*** Opening Reading text ***

Figure 1. — MELK is upregulated in ACC tissues compared with normal tissues. (A) *MELK* mRNA expression was upregulated in ACC (red; N = 77) compared with normal adrenal samples (blue; N = 14) as shown on the Log2 transformed dot blot (P < 0.001) (GSE10927 and GSE19750). (B) Similarly, *MELK* expression levels were higher in ACC tissues (N = 79) (data mined from TCGA) compared with normal tissues (N = 45) [data mined from GTEx project (P < 0.001)]. (C) IHC showing high MELK expression in representative ACC tumor samples (N = 18) compared with normal adrenal samples (N = 6). (D) High MELK expression was associated with poor survival (N = 23) (data derived from TCGA, Pearson correlation = −0.601). NORM, normal.

Using the available clinical information from the TCGA cohort (34, 35), we also examined the correlation between MELK transcript levels and time to death after ACC diagnosis, and determined that MELK expression levels were inversely correlated with survival in patients (Fig. 1D). Similarly, using the ENSAT ACC microarray expression data (7), MELK was 2.2-fold higher in C1A group, reported to have a worse clinical prognosis, as compared with the C1B cohort (Supplemental Fig. 3C).

MELK overexpression is associated with upregulation of BUB1B, NEK2, LMNB1, and PLK1

To identify genes that are dysregulated in coordination with MELK, we screened the TCGA RNA-seq data for transcripts with a high MELK coexpression index defined by Spearman score >0.7 (34, 35) and compared the list with microarray data transcripts that showed >2.0-fold upregulation in ACC compared with normal adrenal tissue samples. Ninety-six overlapping transcripts were identified (Supplemental Table 1). Eleven gene transcripts were selected for further analysis based on their fold upregulation and role in cell cycle regulation. To investigate whether MELK expression correlated with upregulation of these 11 genes, we used the ACC cell lines, H295R, CU-ACC1, and CU-ACC2, which have variable MELK expression levels to probe for the expression of the selected candidates at the mRNA and protein level. As shown in Fig. 2A and 2B and Supplemental Fig. 4A and 4B, MELK expression was higher in H295R cells compared with CU-ACC1 or CU-ACC2 cells. Consistent with higher MELK expression levels, several transcripts were consistently upregulated in H295R compared with CU-ACC1 and/or CU-ACC2, including NEK2, BUB1B, PLK1, FOXM1, FANCG, TOP2A, KIF4A, LMNB1, CENPL, and TCF19 (P < 0.01) (Fig. 2A; Supplemental Fig. 4A). BUB1B, PLK1, FOXM1, and ERCC6L were selected to be tested for changes in protein expression by immunoblot because they are known components of the cell cycle. Figure 2B and Supplemental Fig. 4B demonstrate as expected that higher level of MELK was associated with an upregulation of BUB1B, PLK1, FOXM1, and ERCC6L protein levels in H295R compared with CU-ACC1 and CU-ACC2 (P < 0.05). These data suggest that multiple components of the cell cycle are dysregulated in ACC tumors in concert with MELK overexpression.

*** Closing Reading text ***

What to work on.
1 – In the text about MELK, which ACC cell line showed higher MELK expression than CU-ACC1 or CU-ACC2?
2 – Resume the text about MELK in adrenocortical carcinoma, starting after its last sentence.
The data after this point are separate from the text about MELK in adrenocortical carcinoma.

*** Opening Provided records ***

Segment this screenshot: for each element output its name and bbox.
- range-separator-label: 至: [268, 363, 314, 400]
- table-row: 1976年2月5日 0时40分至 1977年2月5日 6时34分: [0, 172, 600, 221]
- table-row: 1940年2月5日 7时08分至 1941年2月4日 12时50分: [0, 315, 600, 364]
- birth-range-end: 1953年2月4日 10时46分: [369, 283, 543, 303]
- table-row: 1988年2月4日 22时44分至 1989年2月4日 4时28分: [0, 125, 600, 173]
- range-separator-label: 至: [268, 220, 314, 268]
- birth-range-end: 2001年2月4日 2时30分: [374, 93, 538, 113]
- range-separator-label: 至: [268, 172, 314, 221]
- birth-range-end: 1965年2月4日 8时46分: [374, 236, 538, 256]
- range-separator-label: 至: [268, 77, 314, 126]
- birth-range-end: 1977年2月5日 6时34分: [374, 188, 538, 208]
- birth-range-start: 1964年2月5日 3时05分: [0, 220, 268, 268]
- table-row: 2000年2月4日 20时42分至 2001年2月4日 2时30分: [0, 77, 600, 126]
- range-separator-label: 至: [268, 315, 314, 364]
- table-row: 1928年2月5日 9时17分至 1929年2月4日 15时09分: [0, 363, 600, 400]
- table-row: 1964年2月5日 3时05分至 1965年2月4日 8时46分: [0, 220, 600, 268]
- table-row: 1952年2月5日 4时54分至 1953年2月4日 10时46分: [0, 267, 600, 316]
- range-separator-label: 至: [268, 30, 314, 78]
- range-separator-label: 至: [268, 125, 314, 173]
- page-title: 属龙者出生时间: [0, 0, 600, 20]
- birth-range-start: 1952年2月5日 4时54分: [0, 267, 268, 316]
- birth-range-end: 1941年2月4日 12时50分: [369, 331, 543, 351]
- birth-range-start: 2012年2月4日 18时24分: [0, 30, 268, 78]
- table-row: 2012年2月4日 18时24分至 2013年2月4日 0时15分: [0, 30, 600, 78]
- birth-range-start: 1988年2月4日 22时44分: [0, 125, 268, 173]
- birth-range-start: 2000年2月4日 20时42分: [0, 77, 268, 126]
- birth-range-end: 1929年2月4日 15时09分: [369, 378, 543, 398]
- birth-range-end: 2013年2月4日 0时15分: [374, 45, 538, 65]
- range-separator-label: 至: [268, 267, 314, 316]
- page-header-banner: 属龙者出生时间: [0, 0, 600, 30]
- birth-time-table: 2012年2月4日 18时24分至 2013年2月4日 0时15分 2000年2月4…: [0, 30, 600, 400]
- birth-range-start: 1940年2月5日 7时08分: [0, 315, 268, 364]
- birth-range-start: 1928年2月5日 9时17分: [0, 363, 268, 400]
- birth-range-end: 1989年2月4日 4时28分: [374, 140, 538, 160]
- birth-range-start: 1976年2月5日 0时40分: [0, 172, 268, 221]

*** Closing Provided records ***

Answers provided.
1 – H295R

2 –
Figure 2. — MELK expression associates with genes involved in cellular growth and division. (A) Increased MELK in H295R cells, compared with CU-ACC1 and CU-ACC2 cells, is associated with upregulation of *BUB1B*, *PLK1, FOXM1* (**P < 0.01). (B) At the protein level, increased MELK correlated with increased expression of BUB1B, PLK1, FOXM1, and ERCC6L. (C and D) FOXM1 inhibition using thiostrepton was associated with a dose-dependent decrease in (C) *FOXM1* and *MELK* mRNA and (D) FOXM1 and MELK protein expression. Densitometry analysis of the blots are shown in Supplemental Fig. 2B and 2C (**P < 0.01). 18S, 18S ribosomal RNA.

In other systems, FOXM1 has been reported both as MELK regulator and substrate (24, 48, 49). In our analysis, FOXM1 was upregulated at the transcript and protein level with MELK expression in H295R compared with CU-ACC1 cells (P < 0.01). Inhibition of FOXM1 with the FOXMI inhibitor, thiostrepton, in H295R cells demonstrated a dose-dependent decrease in MELK mRNA (P < 0.01) and protein levels (P < 0.01) suggesting that FOXM1 plays a role as an upstream modulator of MELK in ACC tumor cells (Fig. 2C and 2D and Supplemental Fig. 4C). Future studies are needed to dissect whether FOXM1 might also be a substrate of MELK. Together these studies begin to dissect the components of the cell cycle that are coregulated with MELK in human ACC.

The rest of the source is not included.